- What is expected
Identify and pull out each line of the entries in which "label" occurs.

- Provided data
################
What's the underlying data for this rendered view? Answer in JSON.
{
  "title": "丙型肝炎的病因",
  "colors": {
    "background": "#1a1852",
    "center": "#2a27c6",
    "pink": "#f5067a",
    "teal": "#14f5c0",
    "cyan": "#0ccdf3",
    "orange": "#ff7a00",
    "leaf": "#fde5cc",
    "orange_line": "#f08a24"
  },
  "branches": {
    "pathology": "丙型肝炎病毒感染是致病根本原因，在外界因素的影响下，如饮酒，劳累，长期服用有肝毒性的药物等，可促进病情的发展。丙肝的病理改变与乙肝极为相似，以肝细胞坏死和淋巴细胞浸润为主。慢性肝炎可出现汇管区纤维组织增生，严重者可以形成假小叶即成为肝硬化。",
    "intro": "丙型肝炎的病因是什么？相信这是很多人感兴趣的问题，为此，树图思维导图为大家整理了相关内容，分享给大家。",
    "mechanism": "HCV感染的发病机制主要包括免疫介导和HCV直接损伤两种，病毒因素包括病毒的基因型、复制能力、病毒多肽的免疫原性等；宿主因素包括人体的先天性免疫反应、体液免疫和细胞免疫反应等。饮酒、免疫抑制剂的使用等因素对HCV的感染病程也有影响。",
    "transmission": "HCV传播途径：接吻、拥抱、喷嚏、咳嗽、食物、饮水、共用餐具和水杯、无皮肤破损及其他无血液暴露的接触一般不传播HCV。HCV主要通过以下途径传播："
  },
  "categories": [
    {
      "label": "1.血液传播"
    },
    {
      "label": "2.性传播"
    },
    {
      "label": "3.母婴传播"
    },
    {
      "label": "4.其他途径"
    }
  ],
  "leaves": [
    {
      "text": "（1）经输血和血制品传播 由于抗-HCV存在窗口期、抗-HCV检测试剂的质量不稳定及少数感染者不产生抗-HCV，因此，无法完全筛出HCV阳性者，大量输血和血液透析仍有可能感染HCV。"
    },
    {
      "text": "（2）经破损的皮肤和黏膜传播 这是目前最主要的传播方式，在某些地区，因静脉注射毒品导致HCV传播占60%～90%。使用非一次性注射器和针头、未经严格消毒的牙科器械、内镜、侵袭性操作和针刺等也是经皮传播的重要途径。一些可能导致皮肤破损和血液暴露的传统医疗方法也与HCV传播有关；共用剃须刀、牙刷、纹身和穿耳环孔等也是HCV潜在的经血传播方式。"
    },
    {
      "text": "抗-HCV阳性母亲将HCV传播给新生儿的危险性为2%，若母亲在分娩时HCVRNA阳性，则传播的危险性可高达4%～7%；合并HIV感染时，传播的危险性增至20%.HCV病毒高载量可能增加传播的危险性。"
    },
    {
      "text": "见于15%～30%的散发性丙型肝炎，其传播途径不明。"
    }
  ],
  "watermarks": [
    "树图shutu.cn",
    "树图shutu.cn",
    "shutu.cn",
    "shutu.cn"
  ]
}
################
- Finished answer
      "label": "1.血液传播"
      "label": "2.性传播"
      "label": "3.母婴传播"
      "label": "4.其他途径"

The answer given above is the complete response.